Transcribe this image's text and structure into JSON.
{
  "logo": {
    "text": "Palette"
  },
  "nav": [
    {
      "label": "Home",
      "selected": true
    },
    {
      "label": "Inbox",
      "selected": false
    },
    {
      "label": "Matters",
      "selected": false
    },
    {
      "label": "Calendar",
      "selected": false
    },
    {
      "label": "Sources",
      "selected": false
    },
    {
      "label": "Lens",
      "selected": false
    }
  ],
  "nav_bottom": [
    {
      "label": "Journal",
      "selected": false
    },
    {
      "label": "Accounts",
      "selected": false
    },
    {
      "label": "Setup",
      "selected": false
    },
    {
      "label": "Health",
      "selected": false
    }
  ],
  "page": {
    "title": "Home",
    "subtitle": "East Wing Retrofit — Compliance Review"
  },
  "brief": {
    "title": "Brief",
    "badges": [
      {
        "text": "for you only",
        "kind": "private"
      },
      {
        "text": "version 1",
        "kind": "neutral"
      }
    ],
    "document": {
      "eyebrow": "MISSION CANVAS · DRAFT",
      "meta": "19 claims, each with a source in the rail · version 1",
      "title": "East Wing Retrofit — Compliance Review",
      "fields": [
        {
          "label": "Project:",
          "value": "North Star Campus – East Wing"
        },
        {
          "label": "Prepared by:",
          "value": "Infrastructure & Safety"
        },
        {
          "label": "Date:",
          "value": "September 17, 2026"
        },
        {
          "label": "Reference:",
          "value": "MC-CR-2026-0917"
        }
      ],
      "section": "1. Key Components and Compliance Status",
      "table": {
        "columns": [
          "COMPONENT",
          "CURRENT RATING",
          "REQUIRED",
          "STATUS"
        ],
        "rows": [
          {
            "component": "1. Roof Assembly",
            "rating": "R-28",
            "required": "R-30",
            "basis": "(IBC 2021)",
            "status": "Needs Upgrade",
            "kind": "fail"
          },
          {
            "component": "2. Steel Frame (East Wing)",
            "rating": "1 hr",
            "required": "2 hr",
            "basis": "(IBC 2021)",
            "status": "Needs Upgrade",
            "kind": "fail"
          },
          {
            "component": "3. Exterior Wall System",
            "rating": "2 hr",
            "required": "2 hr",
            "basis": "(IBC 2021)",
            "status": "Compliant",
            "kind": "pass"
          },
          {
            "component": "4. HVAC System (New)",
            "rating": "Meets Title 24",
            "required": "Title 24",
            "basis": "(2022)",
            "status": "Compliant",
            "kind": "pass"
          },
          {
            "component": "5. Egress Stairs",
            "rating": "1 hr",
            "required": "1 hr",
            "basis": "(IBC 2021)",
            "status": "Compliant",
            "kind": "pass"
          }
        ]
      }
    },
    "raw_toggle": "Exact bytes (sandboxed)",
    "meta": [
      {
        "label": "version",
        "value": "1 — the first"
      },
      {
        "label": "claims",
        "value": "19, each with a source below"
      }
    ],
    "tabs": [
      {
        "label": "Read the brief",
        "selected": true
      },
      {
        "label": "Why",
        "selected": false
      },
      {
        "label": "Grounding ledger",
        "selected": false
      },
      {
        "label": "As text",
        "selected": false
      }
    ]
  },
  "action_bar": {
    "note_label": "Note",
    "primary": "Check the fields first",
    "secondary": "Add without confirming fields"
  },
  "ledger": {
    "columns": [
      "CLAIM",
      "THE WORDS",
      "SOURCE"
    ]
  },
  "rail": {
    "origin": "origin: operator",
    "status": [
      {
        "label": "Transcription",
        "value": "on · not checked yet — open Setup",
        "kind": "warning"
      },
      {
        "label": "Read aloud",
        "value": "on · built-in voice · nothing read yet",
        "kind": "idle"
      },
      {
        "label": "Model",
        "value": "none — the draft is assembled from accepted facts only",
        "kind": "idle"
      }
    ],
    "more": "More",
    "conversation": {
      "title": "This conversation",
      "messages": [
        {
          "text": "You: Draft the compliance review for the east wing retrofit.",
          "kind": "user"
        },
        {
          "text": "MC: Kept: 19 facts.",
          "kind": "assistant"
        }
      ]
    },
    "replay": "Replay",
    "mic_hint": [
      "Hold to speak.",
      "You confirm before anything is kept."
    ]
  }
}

________________

» **TASK DIRECTIONS**
Please reproduce the entire listing, exactly as shown.

» **EXERCISE RESPONSE**
Transcribe this image's text and structure into JSON.
{
  "logo": {
    "text": "Palette"
  },
  "nav": [
    {
      "label": "Home",
      "selected": true
    },
    {
      "label": "Inbox",
      "selected": false
    },
    {
      "label": "Matters",
      "selected": false
    },
    {
      "label": "Calendar",
      "selected": false
    },
    {
      "label": "Sources",
      "selected": false
    },
    {
      "label": "Lens",
      "selected": false
    }
  ],
  "nav_bottom": [
    {
      "label": "Journal",
      "selected": false
    },
    {
      "label": "Accounts",
      "selected": false
    },
    {
      "label": "Setup",
      "selected": false
    },
    {
      "label": "Health",
      "selected": false
    }
  ],
  "page": {
    "title": "Home",
    "subtitle": "East Wing Retrofit — Compliance Review"
  },
  "brief": {
    "title": "Brief",
    "badges": [
      {
        "text": "for you only",
        "kind": "private"
      },
      {
        "text": "version 1",
        "kind": "neutral"
      }
    ],
    "document": {
      "eyebrow": "MISSION CANVAS · DRAFT",
      "meta": "19 claims, each with a source in the rail · version 1",
      "title": "East Wing Retrofit — Compliance Review",
      "fields": [
        {
          "label": "Project:",
          "value": "North Star Campus – East Wing"
        },
        {
          "label": "Prepared by:",
          "value": "Infrastructure & Safety"
        },
        {
          "label": "Date:",
          "value": "September 17, 2026"
        },
        {
          "label": "Reference:",
          "value": "MC-CR-2026-0917"
        }
      ],
      "section": "1. Key Components and Compliance Status",
      "table": {
        "columns": [
          "COMPONENT",
          "CURRENT RATING",
          "REQUIRED",
          "STATUS"
        ],
        "rows": [
          {
            "component": "1. Roof Assembly",
            "rating": "R-28",
            "required": "R-30",
            "basis": "(IBC 2021)",
            "status": "Needs Upgrade",
            "kind": "fail"
          },
          {
            "component": "2. Steel Frame (East Wing)",
            "rating": "1 hr",
            "required": "2 hr",
            "basis": "(IBC 2021)",
            "status": "Needs Upgrade",
            "kind": "fail"
          },
          {
            "component": "3. Exterior Wall System",
            "rating": "2 hr",
            "required": "2 hr",
            "basis": "(IBC 2021)",
            "status": "Compliant",
            "kind": "pass"
          },
          {
            "component": "4. HVAC System (New)",
            "rating": "Meets Title 24",
            "required": "Title 24",
            "basis": "(2022)",
            "status": "Compliant",
            "kind": "pass"
          },
          {
            "component": "5. Egress Stairs",
            "rating": "1 hr",
            "required": "1 hr",
            "basis": "(IBC 2021)",
            "status": "Compliant",
            "kind": "pass"
          }
        ]
      }
    },
    "raw_toggle": "Exact bytes (sandboxed)",
    "meta": [
      {
        "label": "version",
        "value": "1 — the first"
      },
      {
        "label": "claims",
        "value": "19, each with a source below"
      }
    ],
    "tabs": [
      {
        "label": "Read the brief",
        "selected": true
      },
      {
        "label": "Why",
        "selected": false
      },
      {
        "label": "Grounding ledger",
        "selected": false
      },
      {
        "label": "As text",
        "selected": false
      }
    ]
  },
  "action_bar": {
    "note_label": "Note",
    "primary": "Check the fields first",
    "secondary": "Add without confirming fields"
  },
  "ledger": {
    "columns": [
      "CLAIM",
      "THE WORDS",
      "SOURCE"
    ]
  },
  "rail": {
    "origin": "origin: operator",
    "status": [
      {
        "label": "Transcription",
        "value": "on · not checked yet — open Setup",
        "kind": "warning"
      },
      {
        "label": "Read aloud",
        "value": "on · built-in voice · nothing read yet",
        "kind": "idle"
      },
      {
        "label": "Model",
        "value": "none — the draft is assembled from accepted facts only",
        "kind": "idle"
      }
    ],
    "more": "More",
    "conversation": {
      "title": "This conversation",
      "messages": [
        {
          "text": "You: Draft the compliance review for the east wing retrofit.",
          "kind": "user"
        },
        {
          "text": "MC: Kept: 19 facts.",
          "kind": "assistant"
        }
      ]
    },
    "replay": "Replay",
    "mic_hint": [
      "Hold to speak.",
      "You confirm before anything is kept."
    ]
  }
}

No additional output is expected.